# Problem:
Check each line of the listing for the word "pkglist" and give only the number of lines that have it.

◆ ◆ ◆ ◆

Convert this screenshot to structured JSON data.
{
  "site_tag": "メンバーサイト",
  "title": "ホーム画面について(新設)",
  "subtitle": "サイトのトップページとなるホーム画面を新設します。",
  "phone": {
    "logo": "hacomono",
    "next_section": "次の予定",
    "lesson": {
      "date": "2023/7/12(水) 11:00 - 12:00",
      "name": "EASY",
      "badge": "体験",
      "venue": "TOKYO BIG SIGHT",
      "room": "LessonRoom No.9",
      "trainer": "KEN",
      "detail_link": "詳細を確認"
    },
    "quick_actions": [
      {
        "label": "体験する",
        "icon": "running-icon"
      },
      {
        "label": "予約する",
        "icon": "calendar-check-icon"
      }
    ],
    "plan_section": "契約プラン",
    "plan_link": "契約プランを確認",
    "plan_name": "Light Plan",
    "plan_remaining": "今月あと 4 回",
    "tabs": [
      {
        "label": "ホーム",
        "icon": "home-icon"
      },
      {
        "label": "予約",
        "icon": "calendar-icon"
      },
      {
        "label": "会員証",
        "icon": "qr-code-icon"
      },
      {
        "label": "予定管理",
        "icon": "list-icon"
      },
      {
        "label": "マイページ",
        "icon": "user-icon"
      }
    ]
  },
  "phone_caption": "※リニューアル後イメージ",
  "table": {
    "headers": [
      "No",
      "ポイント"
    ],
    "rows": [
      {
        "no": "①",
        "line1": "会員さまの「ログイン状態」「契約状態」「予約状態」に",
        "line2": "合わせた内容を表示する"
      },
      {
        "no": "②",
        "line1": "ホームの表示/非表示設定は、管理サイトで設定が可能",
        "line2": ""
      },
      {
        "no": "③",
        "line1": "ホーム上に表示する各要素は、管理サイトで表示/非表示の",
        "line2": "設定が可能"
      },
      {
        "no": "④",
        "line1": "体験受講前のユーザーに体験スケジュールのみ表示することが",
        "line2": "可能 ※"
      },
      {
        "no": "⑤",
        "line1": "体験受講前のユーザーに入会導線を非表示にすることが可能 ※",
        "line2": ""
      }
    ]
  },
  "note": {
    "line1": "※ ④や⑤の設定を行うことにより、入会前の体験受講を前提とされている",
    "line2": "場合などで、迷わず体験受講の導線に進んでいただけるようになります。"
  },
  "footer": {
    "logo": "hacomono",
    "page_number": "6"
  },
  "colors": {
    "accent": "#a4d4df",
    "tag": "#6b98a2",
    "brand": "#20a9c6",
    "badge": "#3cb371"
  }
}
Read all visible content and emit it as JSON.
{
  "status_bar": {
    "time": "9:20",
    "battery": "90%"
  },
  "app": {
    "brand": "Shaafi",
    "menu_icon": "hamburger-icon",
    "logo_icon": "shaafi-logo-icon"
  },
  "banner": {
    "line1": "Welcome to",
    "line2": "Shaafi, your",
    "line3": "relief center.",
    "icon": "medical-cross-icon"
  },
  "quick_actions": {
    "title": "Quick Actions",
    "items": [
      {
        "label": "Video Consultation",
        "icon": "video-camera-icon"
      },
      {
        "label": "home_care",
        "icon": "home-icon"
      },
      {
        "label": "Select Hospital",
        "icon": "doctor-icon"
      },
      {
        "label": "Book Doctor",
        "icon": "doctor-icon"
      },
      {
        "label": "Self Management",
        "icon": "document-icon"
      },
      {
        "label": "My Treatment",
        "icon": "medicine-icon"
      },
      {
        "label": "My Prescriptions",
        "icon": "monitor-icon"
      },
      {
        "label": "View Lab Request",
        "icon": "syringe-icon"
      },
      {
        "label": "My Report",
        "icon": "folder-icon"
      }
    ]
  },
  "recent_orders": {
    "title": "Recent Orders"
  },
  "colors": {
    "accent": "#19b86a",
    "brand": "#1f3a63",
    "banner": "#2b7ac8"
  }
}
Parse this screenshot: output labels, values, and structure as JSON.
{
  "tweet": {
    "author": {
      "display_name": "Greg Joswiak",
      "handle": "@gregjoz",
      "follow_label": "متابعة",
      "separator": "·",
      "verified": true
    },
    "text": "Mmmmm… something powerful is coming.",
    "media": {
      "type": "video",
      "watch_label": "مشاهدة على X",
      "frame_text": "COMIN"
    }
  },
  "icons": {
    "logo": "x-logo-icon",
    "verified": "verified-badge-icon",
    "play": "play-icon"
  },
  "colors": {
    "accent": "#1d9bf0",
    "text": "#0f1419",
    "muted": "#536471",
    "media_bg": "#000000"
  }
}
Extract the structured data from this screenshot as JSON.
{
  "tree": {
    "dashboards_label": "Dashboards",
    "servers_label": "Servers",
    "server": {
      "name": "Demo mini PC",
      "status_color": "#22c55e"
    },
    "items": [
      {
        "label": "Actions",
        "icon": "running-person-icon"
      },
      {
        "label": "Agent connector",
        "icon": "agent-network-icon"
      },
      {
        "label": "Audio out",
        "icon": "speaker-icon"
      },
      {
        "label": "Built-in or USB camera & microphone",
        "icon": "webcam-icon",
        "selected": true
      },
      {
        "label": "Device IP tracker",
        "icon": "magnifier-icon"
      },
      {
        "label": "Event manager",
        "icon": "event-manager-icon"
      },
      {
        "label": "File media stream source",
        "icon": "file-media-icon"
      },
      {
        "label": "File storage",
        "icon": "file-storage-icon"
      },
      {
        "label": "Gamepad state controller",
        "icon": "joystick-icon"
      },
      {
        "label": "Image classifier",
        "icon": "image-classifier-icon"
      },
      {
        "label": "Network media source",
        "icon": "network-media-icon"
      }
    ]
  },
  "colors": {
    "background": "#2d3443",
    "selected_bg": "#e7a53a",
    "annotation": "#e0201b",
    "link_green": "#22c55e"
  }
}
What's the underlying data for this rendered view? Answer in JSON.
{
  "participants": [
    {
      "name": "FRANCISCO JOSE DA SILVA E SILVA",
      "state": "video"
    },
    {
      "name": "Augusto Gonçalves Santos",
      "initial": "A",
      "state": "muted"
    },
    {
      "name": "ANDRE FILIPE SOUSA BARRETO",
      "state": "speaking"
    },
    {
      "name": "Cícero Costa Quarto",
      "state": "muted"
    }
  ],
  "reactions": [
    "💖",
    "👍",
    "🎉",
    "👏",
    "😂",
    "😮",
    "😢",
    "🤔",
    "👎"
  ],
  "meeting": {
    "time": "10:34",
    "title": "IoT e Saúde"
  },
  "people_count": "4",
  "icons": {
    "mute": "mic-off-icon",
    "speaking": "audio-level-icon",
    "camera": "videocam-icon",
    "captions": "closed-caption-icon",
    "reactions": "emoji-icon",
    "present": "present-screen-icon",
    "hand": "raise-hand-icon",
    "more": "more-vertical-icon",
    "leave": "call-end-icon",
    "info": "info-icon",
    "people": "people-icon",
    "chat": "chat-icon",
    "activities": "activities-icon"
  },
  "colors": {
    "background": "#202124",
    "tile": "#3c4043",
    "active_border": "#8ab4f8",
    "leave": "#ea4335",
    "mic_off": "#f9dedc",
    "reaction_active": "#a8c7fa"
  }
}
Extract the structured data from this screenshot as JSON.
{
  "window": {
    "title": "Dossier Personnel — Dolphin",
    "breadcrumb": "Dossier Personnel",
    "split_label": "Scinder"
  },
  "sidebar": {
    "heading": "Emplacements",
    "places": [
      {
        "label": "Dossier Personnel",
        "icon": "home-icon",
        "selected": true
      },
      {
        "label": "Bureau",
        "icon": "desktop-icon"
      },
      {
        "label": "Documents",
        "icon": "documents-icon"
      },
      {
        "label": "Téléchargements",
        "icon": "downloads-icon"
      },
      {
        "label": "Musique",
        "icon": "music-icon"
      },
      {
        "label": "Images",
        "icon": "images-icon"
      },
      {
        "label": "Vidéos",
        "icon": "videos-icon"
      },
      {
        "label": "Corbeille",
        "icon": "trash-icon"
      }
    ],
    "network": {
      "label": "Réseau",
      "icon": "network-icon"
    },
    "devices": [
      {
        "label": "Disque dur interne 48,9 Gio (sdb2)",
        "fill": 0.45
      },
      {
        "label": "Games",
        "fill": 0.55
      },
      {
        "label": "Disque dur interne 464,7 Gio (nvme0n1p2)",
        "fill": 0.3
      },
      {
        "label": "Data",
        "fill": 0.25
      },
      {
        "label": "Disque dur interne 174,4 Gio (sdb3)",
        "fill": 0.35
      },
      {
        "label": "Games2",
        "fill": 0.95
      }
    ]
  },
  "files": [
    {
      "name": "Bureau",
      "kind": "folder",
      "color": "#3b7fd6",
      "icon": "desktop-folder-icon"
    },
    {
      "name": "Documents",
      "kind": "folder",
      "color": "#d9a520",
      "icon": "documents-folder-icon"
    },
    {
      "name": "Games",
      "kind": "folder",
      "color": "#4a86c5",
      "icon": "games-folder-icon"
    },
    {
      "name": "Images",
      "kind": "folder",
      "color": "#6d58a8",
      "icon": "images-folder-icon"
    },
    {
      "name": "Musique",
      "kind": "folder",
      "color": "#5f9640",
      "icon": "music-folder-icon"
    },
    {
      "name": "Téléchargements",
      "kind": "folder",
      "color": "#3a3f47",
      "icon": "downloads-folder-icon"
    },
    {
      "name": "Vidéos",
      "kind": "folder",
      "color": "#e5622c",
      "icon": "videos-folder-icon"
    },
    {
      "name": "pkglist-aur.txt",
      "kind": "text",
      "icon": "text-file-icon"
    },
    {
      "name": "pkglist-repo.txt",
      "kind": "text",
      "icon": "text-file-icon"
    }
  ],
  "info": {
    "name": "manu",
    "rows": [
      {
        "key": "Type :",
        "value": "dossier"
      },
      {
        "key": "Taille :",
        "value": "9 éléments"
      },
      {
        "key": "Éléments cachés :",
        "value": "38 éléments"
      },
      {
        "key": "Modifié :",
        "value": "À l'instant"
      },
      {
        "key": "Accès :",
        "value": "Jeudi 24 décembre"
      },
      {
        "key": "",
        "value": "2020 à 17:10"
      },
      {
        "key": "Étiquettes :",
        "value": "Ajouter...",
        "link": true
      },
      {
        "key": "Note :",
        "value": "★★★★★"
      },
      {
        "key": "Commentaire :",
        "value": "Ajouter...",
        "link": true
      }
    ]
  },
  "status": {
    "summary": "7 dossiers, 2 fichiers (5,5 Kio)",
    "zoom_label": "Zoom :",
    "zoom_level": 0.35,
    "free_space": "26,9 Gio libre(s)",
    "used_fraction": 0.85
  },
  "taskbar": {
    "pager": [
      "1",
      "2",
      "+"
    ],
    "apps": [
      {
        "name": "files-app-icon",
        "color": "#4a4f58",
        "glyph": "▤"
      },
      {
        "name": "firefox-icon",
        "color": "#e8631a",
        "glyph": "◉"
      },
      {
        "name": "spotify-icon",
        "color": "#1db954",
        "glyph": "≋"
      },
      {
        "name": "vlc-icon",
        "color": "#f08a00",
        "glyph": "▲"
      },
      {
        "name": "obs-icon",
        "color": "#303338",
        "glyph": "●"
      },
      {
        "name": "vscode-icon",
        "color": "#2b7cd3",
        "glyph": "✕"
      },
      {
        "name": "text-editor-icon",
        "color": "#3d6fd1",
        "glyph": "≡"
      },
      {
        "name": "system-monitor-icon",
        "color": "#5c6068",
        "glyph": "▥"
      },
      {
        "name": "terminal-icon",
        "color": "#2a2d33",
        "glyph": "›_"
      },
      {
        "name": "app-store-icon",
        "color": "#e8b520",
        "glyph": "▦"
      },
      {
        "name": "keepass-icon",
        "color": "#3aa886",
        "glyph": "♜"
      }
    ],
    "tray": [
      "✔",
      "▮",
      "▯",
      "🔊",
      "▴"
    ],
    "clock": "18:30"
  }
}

◆ ◆ ◆ ◆

# In response:
2